◆ **Exercise brief**:
Keep only the lines where "Team" appears.

◆ **Listing**:
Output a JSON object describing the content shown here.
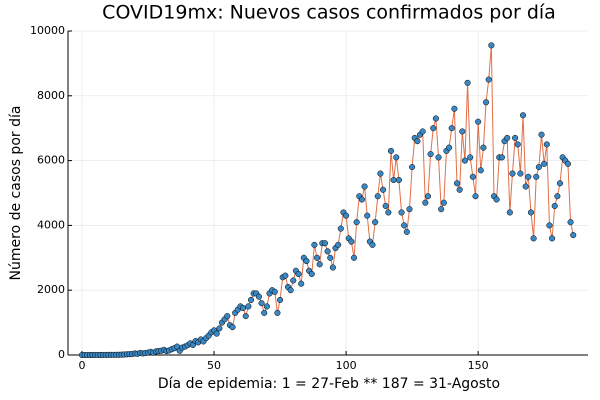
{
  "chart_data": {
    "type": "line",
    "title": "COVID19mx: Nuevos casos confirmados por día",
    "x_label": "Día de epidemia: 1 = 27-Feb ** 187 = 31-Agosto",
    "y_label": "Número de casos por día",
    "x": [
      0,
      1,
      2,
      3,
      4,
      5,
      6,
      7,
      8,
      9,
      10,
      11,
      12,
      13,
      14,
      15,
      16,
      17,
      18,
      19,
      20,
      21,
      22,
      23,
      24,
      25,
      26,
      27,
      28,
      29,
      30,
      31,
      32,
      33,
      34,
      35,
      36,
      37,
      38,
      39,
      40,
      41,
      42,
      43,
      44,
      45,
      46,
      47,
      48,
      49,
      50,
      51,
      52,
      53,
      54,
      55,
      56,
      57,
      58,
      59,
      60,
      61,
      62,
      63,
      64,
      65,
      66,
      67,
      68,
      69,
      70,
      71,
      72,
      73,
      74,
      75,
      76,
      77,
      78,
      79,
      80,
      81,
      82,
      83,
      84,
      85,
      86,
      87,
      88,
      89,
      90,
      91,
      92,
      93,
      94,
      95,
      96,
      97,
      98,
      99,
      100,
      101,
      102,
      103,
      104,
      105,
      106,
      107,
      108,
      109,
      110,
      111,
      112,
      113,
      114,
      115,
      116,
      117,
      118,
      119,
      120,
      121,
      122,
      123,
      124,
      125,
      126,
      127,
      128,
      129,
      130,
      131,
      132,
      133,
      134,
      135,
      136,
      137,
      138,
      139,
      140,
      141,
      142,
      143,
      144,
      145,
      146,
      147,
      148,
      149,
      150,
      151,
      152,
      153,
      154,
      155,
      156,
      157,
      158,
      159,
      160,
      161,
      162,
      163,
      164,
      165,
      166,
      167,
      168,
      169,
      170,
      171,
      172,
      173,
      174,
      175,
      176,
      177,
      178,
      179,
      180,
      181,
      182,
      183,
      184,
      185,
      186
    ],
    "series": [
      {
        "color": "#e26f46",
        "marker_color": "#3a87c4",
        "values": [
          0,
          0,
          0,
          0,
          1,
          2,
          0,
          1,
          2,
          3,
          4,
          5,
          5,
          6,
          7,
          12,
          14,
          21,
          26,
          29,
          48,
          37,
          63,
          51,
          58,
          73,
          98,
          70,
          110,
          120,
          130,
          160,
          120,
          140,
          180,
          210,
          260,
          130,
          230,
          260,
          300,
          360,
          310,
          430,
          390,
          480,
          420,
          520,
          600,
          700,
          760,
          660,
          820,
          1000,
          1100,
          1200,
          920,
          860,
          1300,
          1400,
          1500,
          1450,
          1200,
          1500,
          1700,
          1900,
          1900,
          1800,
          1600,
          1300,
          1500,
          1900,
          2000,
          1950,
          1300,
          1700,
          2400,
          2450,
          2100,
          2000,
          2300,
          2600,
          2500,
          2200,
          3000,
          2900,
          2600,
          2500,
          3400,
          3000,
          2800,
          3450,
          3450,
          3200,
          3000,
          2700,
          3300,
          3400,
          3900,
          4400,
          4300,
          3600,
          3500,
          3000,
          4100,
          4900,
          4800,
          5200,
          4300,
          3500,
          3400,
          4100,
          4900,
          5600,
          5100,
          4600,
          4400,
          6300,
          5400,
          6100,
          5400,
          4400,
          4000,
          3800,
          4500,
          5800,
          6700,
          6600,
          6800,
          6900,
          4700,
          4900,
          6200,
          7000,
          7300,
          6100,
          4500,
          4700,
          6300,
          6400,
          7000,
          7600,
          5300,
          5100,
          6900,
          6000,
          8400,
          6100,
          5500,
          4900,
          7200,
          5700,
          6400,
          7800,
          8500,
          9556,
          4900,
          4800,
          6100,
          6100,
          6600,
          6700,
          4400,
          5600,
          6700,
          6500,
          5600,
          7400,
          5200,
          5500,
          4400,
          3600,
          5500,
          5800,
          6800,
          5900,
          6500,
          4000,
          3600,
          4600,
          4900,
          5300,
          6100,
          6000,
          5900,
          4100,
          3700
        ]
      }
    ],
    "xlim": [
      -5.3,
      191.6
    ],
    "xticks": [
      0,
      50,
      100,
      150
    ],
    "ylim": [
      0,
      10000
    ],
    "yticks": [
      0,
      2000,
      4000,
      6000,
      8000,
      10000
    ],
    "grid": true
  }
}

...

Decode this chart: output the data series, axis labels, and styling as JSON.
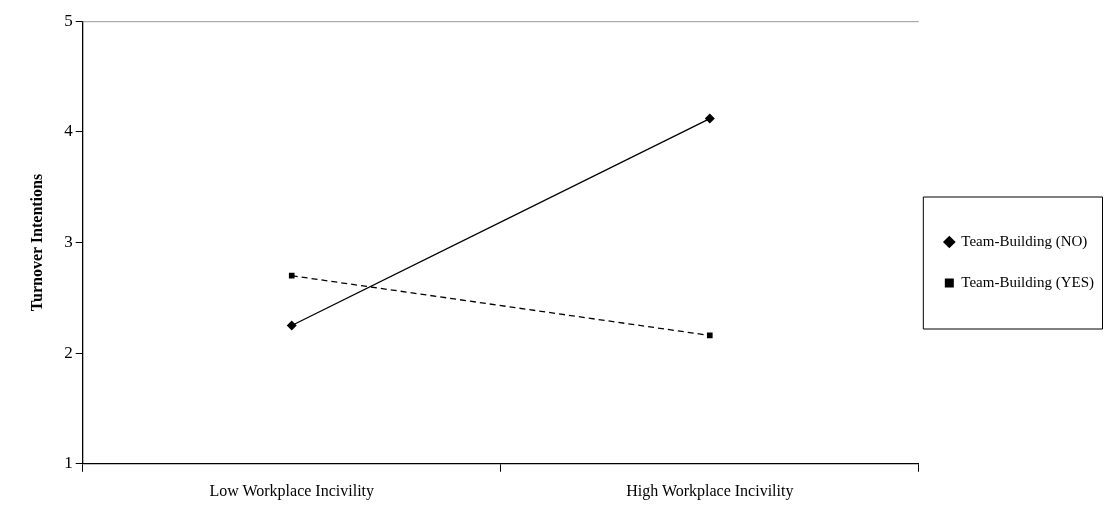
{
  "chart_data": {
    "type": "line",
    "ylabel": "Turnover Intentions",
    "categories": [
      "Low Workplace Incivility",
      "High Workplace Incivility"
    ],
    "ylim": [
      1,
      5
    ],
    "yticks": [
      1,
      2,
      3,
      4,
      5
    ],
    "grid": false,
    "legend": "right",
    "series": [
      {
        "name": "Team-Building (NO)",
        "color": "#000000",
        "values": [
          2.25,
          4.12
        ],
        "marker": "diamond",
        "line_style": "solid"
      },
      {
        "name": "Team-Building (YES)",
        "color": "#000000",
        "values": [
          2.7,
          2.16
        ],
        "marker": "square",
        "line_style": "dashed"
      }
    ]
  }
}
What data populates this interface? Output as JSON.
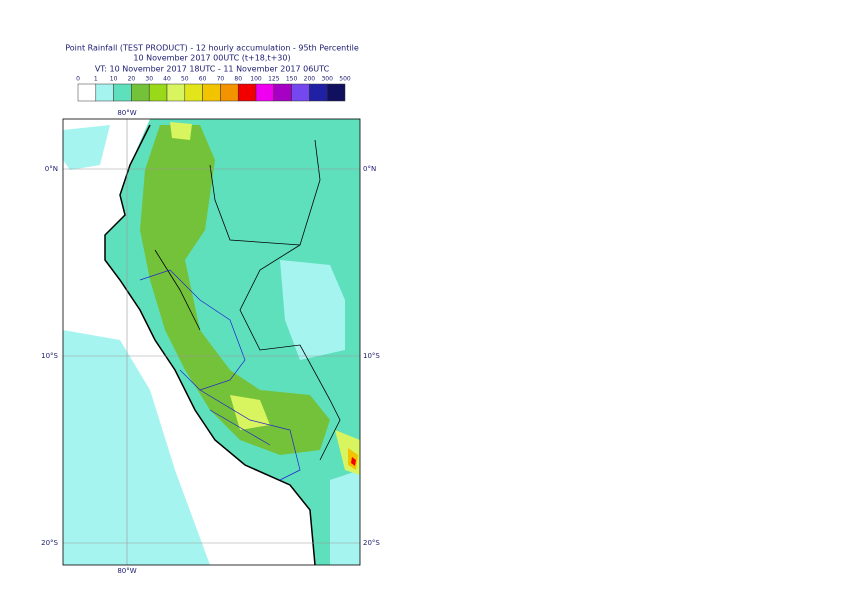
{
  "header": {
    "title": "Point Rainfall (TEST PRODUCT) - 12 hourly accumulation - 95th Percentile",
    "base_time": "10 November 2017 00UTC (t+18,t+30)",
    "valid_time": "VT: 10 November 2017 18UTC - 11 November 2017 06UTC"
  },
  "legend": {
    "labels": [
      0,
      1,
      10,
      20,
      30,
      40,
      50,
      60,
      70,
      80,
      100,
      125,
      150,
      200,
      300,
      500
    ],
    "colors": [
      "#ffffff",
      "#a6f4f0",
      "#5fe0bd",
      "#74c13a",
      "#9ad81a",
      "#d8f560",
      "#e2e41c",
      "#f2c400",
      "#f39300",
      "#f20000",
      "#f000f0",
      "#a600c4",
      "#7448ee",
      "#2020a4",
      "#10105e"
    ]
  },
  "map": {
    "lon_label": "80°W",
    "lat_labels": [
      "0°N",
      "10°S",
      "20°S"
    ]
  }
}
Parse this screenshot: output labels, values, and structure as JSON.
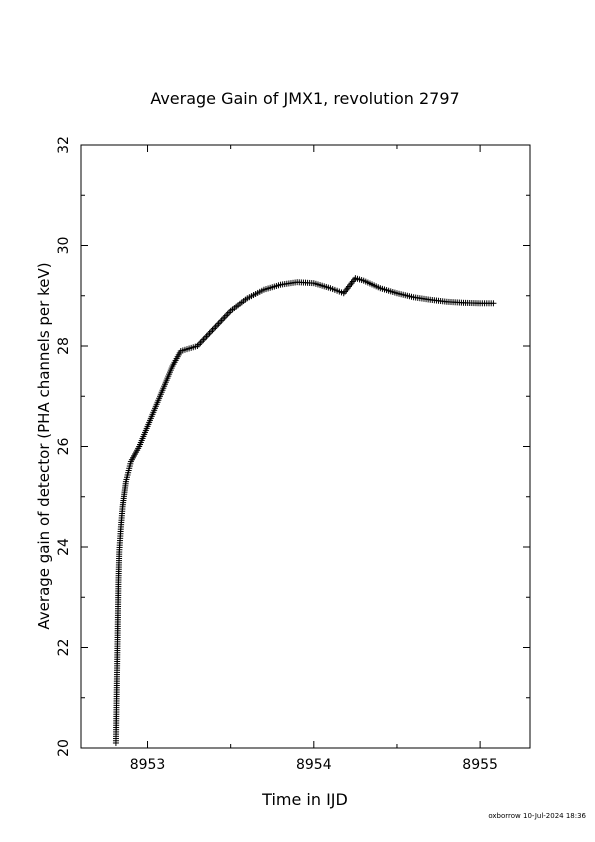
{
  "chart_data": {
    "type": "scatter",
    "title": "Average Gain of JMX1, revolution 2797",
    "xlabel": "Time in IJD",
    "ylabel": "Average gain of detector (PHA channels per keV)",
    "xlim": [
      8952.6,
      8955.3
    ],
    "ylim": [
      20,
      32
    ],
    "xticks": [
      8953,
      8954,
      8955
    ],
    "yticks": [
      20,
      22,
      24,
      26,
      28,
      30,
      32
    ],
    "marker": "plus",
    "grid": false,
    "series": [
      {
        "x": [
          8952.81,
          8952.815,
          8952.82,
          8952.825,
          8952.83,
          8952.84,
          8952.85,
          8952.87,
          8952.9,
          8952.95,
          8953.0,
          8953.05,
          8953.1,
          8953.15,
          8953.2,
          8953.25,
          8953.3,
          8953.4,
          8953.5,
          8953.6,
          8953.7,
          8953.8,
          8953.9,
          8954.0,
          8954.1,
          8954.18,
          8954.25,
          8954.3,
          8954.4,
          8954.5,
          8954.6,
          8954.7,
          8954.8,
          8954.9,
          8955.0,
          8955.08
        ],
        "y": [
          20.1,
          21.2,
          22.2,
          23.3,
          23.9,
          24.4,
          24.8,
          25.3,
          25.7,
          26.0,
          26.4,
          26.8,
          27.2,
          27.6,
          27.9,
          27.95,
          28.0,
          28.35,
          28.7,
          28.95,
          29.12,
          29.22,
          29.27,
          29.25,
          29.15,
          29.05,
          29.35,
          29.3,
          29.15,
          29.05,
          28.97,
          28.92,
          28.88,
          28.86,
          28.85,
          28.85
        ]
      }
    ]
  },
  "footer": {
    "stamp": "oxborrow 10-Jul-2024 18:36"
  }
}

◆ **Task solution**:
        "name": "Team-Building (NO)",
        "name": "Team-Building (YES)",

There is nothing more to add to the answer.